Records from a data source

+++++

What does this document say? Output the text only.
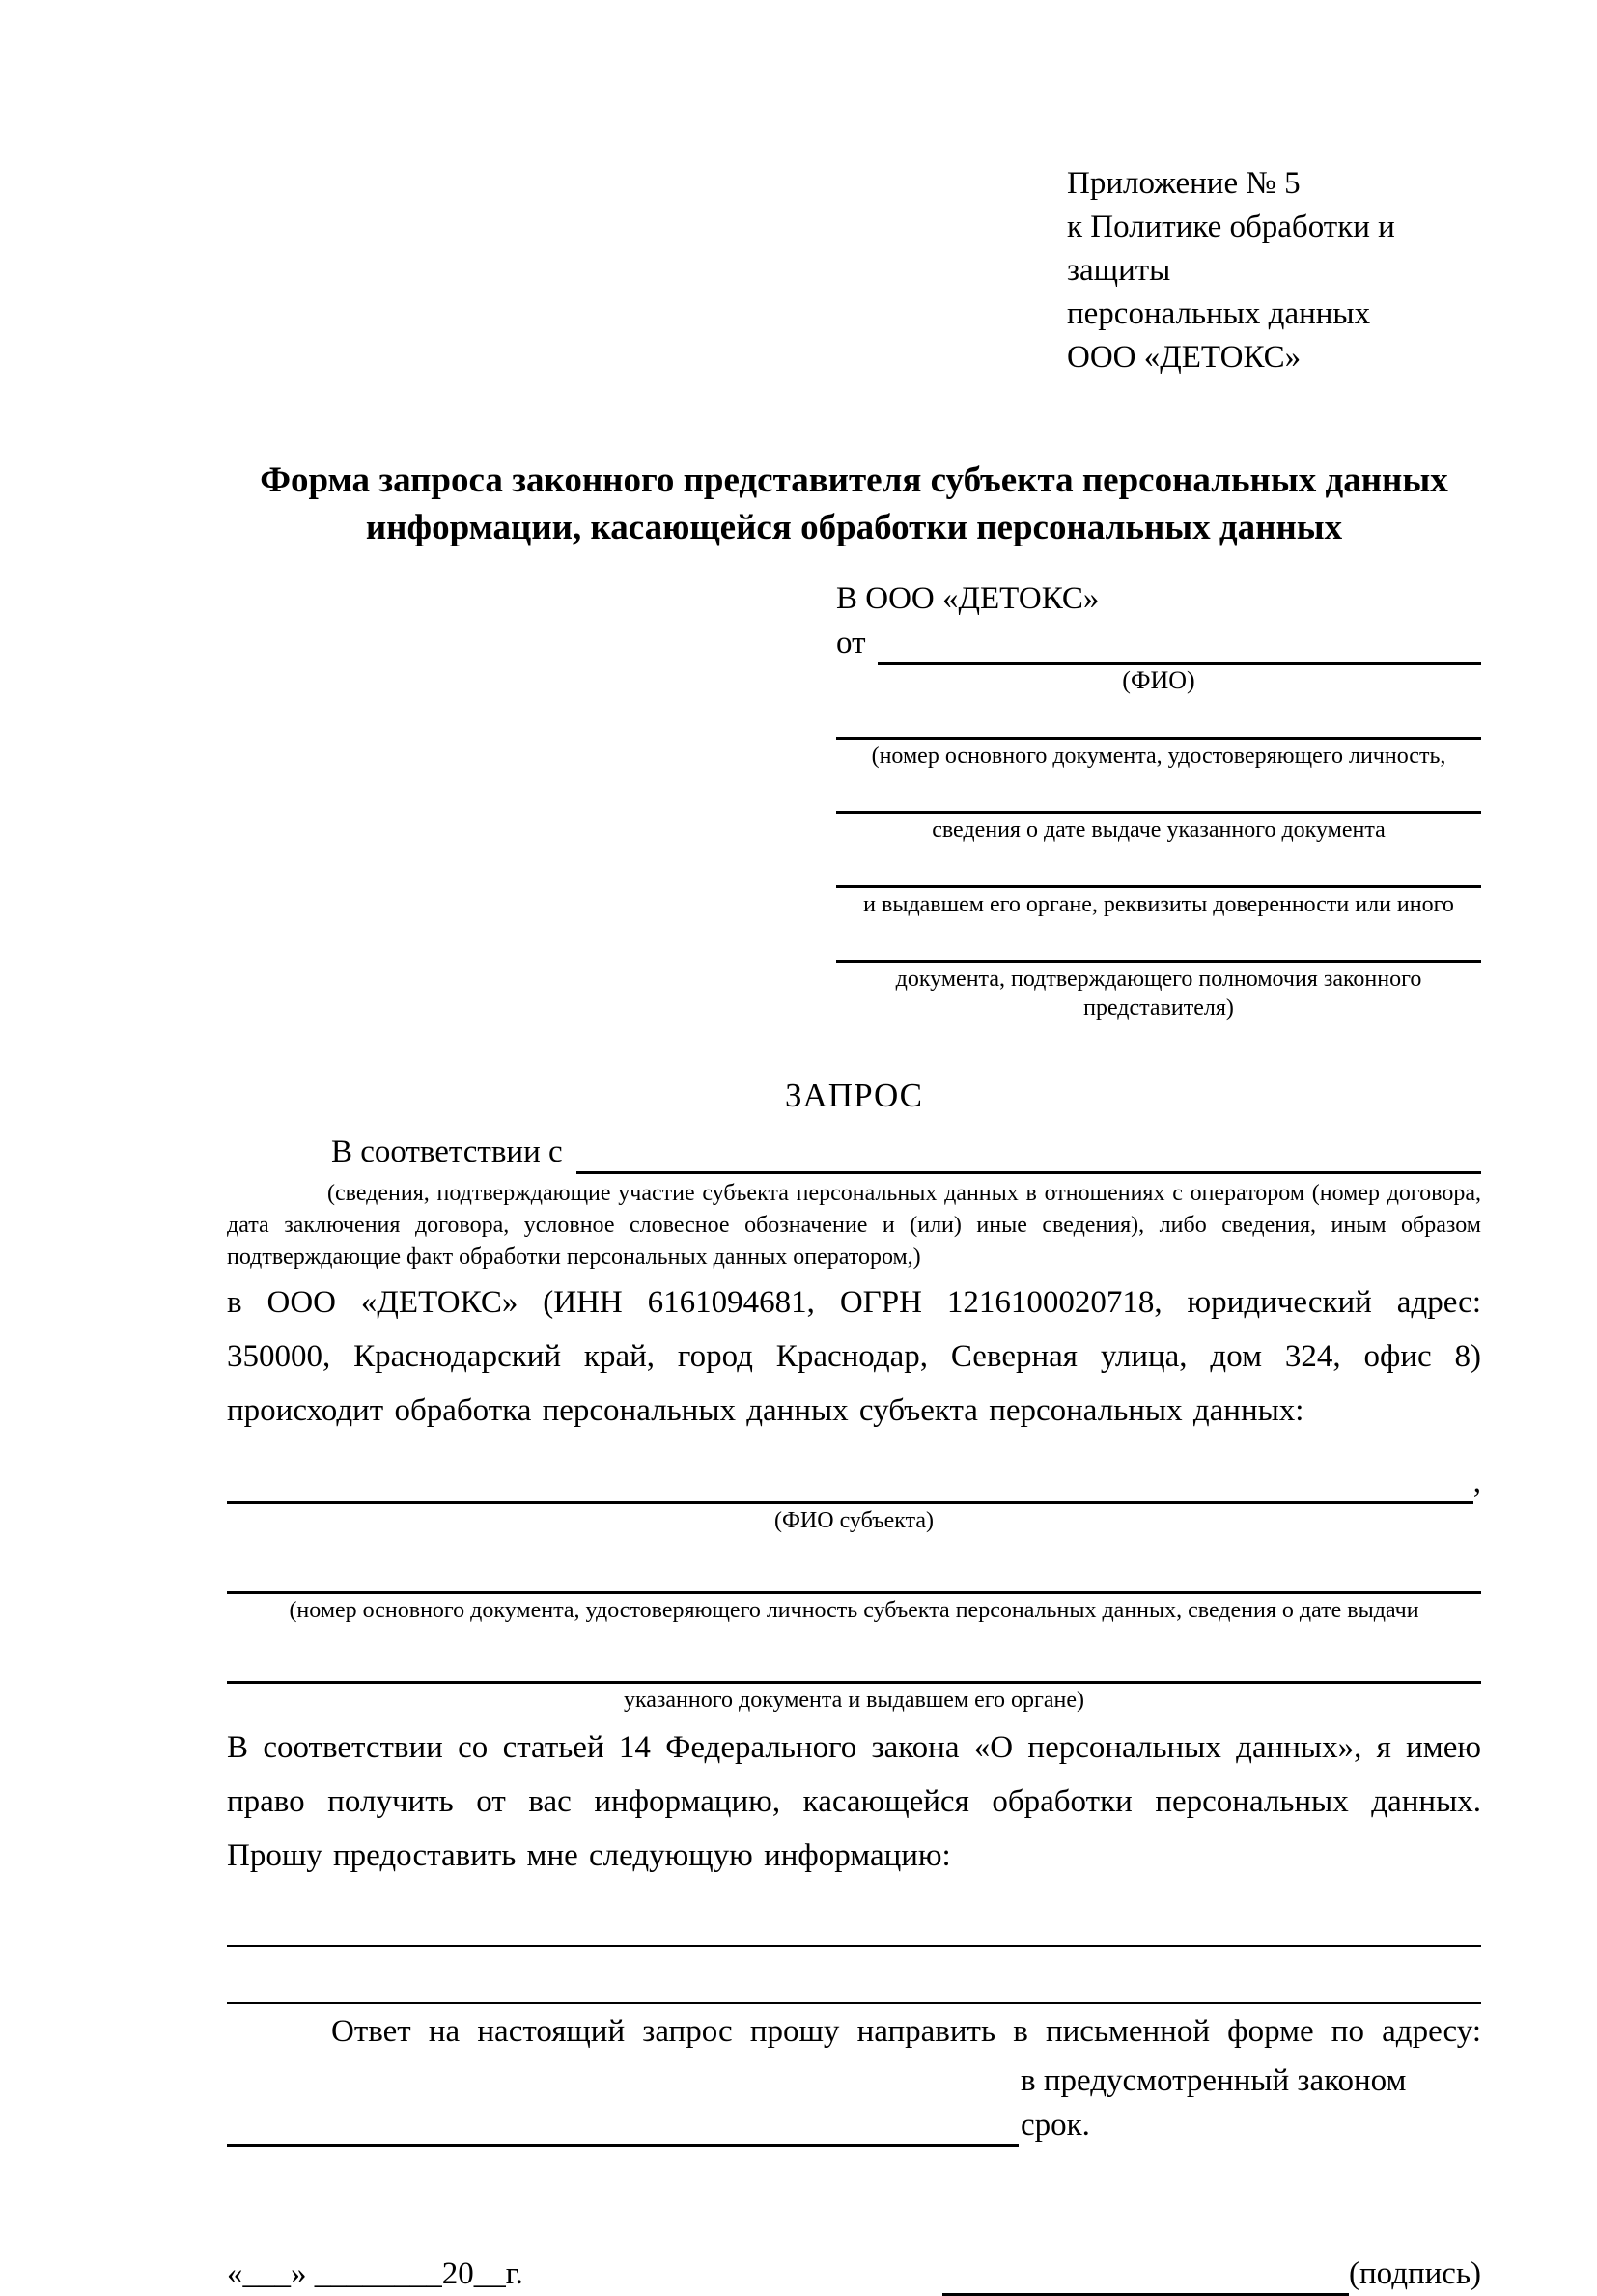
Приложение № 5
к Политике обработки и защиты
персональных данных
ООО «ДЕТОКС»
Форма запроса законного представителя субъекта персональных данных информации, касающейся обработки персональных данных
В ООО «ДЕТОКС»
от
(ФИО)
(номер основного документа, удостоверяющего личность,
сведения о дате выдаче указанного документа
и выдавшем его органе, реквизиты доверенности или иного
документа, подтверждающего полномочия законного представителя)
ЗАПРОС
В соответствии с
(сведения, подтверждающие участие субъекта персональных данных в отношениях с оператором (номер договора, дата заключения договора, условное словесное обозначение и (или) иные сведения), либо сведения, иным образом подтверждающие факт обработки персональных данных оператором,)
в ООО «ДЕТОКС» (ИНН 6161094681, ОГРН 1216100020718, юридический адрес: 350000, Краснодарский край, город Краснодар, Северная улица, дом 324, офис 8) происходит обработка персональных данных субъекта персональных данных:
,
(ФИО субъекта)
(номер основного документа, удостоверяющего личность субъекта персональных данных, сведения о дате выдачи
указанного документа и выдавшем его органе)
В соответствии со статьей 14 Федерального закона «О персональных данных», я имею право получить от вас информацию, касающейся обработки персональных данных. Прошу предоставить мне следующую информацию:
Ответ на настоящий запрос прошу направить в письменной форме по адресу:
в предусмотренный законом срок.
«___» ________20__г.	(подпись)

+++++

§ Instructions for the task:
Work through the listing above and report how many lines include the string "соответствии", with no other text.

§ Problem solution:
2